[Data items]
□ □ □

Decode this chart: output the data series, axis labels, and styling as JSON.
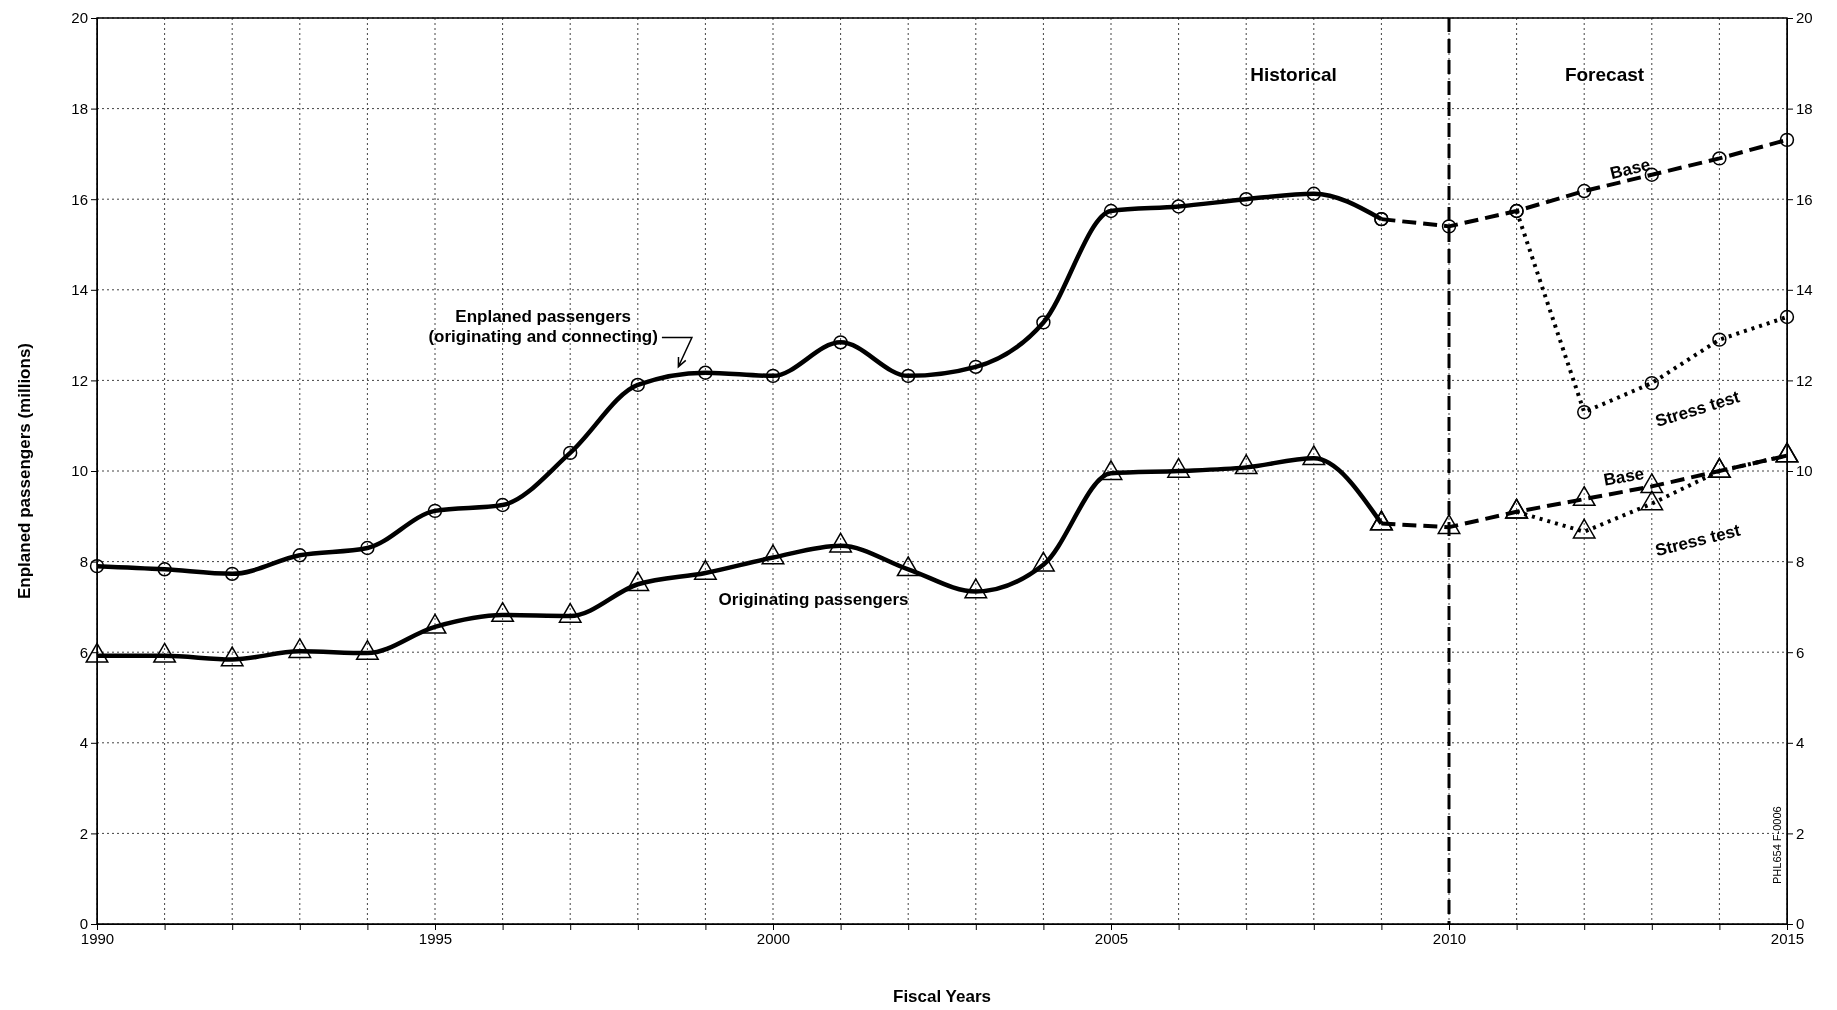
{
  "chart_data": {
    "type": "line",
    "xlabel": "Fiscal Years",
    "ylabel": "Enplaned passengers (millions)",
    "xlim": [
      1990,
      2015
    ],
    "xticks": [
      1990,
      {
        "value": 1991,
        "label": null
      },
      {
        "value": 1992,
        "label": null
      },
      {
        "value": 1993,
        "label": null
      },
      {
        "value": 1994,
        "label": null
      },
      1995,
      {
        "value": 1996,
        "label": null
      },
      {
        "value": 1997,
        "label": null
      },
      {
        "value": 1998,
        "label": null
      },
      {
        "value": 1999,
        "label": null
      },
      2000,
      {
        "value": 2001,
        "label": null
      },
      {
        "value": 2002,
        "label": null
      },
      {
        "value": 2003,
        "label": null
      },
      {
        "value": 2004,
        "label": null
      },
      2005,
      {
        "value": 2006,
        "label": null
      },
      {
        "value": 2007,
        "label": null
      },
      {
        "value": 2008,
        "label": null
      },
      {
        "value": 2009,
        "label": null
      },
      2010,
      {
        "value": 2011,
        "label": null
      },
      {
        "value": 2012,
        "label": null
      },
      {
        "value": 2013,
        "label": null
      },
      {
        "value": 2014,
        "label": null
      },
      2015
    ],
    "ylim": [
      0,
      20
    ],
    "yticks": [
      0,
      2,
      4,
      6,
      8,
      10,
      12,
      14,
      16,
      18,
      20
    ],
    "y2lim": [
      0,
      20
    ],
    "y2ticks": [
      0,
      2,
      4,
      6,
      8,
      10,
      12,
      14,
      16,
      18,
      20
    ],
    "grid": true,
    "series": [
      {
        "name": "Enplaned passengers\n(originating and connecting)",
        "color": "#000000",
        "marker": "circle",
        "line_style": "solid",
        "x": [
          1990,
          1991,
          1992,
          1993,
          1994,
          1995,
          1996,
          1997,
          1998,
          1999,
          2000,
          2001,
          2002,
          2003,
          2004,
          2005,
          2006,
          2007,
          2008,
          2009
        ],
        "values": [
          7.9,
          7.83,
          7.73,
          8.14,
          8.3,
          9.12,
          9.25,
          10.4,
          11.9,
          12.17,
          12.1,
          12.84,
          12.1,
          12.3,
          13.28,
          15.74,
          15.84,
          16.0,
          16.12,
          15.56
        ]
      },
      {
        "name": "Base",
        "color": "#000000",
        "marker": "circle",
        "line_style": "dashed",
        "x": [
          2009,
          2010,
          2011,
          2012,
          2013,
          2014,
          2015
        ],
        "values": [
          15.56,
          15.4,
          15.74,
          16.18,
          16.54,
          16.9,
          17.31
        ]
      },
      {
        "name": "Stress test",
        "color": "#000000",
        "marker": "circle",
        "line_style": "dotted",
        "x": [
          2011,
          2012,
          2013,
          2014,
          2015
        ],
        "values": [
          15.74,
          11.3,
          11.94,
          12.9,
          13.4
        ]
      },
      {
        "name": "Originating passengers",
        "color": "#000000",
        "marker": "triangle",
        "line_style": "solid",
        "x": [
          1990,
          1991,
          1992,
          1993,
          1994,
          1995,
          1996,
          1997,
          1998,
          1999,
          2000,
          2001,
          2002,
          2003,
          2004,
          2005,
          2006,
          2007,
          2008,
          2009
        ],
        "values": [
          5.92,
          5.92,
          5.84,
          6.02,
          5.98,
          6.56,
          6.82,
          6.8,
          7.5,
          7.75,
          8.09,
          8.35,
          7.83,
          7.34,
          7.93,
          9.95,
          10.0,
          10.08,
          10.28,
          8.84
        ]
      },
      {
        "name": "Base",
        "color": "#000000",
        "marker": "triangle",
        "line_style": "dashed",
        "x": [
          2009,
          2010,
          2011,
          2012,
          2013,
          2014,
          2015
        ],
        "values": [
          8.84,
          8.76,
          9.1,
          9.38,
          9.66,
          10.0,
          10.34
        ]
      },
      {
        "name": "Stress test",
        "color": "#000000",
        "marker": "triangle",
        "line_style": "dotted",
        "x": [
          2011,
          2012,
          2013,
          2014,
          2015
        ],
        "values": [
          9.1,
          8.66,
          9.28,
          10.0,
          10.34
        ]
      }
    ],
    "ref_lines": [
      {
        "axis": "x",
        "value": 2010,
        "line_style": "dashed",
        "color": "#000000"
      }
    ],
    "annotations": [
      "Historical",
      "Forecast",
      "PHL654 F-0006"
    ]
  }
}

□ □ □

REQUIREMENT
Search the records for the word "series". Copy every line that has it.

TASK ANSWER
Decode this chart: output the data series, axis labels, and styling as JSON.
    "series": [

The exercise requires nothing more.